REQUIRED WORK: Check each line of the data for "Apply" and select those that have it.

— START DATASET —

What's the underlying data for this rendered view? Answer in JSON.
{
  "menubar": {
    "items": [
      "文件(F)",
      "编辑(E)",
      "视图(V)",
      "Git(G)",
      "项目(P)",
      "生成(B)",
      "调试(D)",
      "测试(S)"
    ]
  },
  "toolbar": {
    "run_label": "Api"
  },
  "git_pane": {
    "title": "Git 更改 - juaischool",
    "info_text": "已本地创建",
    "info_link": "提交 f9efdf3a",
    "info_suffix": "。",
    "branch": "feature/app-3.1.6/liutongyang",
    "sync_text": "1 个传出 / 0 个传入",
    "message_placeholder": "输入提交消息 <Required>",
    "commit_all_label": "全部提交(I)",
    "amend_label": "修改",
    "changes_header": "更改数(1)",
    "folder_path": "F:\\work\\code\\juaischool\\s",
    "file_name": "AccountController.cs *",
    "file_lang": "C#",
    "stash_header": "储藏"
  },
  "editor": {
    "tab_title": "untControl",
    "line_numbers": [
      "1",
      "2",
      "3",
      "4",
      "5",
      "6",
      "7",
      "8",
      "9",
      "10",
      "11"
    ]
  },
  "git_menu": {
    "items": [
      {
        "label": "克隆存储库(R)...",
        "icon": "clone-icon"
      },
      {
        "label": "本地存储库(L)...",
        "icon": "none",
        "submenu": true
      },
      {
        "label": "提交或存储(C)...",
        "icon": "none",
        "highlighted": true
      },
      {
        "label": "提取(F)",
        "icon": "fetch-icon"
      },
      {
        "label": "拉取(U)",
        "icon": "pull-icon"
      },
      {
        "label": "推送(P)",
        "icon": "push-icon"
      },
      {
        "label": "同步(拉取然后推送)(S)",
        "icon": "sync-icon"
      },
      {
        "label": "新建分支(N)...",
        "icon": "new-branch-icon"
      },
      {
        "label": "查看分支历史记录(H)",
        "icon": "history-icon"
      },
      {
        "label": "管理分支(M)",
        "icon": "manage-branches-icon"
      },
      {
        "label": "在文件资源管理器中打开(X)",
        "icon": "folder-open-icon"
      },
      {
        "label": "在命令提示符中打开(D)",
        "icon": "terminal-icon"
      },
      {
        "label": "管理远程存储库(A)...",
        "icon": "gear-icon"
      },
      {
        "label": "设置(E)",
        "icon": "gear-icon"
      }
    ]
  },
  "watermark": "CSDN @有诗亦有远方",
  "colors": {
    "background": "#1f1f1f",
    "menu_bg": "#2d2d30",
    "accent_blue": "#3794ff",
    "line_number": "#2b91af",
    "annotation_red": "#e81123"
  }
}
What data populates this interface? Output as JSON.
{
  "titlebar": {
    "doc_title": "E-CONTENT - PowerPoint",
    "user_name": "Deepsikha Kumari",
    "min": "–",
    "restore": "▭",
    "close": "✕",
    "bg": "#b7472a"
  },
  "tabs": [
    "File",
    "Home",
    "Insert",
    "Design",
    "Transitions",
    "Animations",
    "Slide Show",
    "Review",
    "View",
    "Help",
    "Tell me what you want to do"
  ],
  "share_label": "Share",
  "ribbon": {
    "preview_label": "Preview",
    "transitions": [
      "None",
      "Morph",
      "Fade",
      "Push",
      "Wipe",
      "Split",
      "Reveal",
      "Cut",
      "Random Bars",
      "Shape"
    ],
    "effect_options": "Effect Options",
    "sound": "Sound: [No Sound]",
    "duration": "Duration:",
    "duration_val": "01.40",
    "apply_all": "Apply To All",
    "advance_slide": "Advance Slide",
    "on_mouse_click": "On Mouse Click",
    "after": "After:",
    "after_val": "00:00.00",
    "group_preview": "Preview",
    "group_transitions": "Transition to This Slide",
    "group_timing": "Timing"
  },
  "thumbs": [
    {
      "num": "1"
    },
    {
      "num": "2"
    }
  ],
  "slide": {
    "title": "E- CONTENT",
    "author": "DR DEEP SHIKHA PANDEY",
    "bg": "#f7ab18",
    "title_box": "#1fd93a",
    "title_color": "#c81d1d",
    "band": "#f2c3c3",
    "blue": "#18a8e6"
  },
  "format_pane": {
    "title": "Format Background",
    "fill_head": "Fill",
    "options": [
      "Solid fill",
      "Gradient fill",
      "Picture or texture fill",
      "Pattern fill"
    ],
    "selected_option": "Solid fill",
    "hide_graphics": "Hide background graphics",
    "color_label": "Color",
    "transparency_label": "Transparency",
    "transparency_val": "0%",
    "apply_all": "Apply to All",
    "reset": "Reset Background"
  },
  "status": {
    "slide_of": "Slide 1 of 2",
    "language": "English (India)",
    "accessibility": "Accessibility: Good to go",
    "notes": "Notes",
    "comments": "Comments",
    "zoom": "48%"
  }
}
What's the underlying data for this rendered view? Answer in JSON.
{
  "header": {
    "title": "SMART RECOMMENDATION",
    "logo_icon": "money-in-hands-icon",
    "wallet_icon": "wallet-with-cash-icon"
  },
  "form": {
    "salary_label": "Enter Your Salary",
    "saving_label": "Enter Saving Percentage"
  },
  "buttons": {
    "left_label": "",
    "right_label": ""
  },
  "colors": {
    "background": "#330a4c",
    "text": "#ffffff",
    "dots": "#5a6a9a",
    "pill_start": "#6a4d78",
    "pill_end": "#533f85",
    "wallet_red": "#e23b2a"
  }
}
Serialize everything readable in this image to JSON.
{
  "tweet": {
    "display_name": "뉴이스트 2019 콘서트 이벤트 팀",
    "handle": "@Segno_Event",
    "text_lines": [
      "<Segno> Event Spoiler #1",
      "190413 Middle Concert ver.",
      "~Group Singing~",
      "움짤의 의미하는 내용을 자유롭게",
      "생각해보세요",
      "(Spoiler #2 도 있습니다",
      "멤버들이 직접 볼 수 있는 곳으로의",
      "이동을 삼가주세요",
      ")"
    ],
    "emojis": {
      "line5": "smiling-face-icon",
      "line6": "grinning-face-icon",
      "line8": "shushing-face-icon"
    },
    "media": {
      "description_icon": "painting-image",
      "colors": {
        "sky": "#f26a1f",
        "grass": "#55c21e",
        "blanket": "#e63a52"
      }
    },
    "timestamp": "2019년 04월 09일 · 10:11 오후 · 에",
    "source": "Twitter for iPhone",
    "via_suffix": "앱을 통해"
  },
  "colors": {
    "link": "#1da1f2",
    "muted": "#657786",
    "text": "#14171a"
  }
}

— END DATASET —

THE RESULT:
    "apply_all": "Apply To All",
    "apply_all": "Apply to All",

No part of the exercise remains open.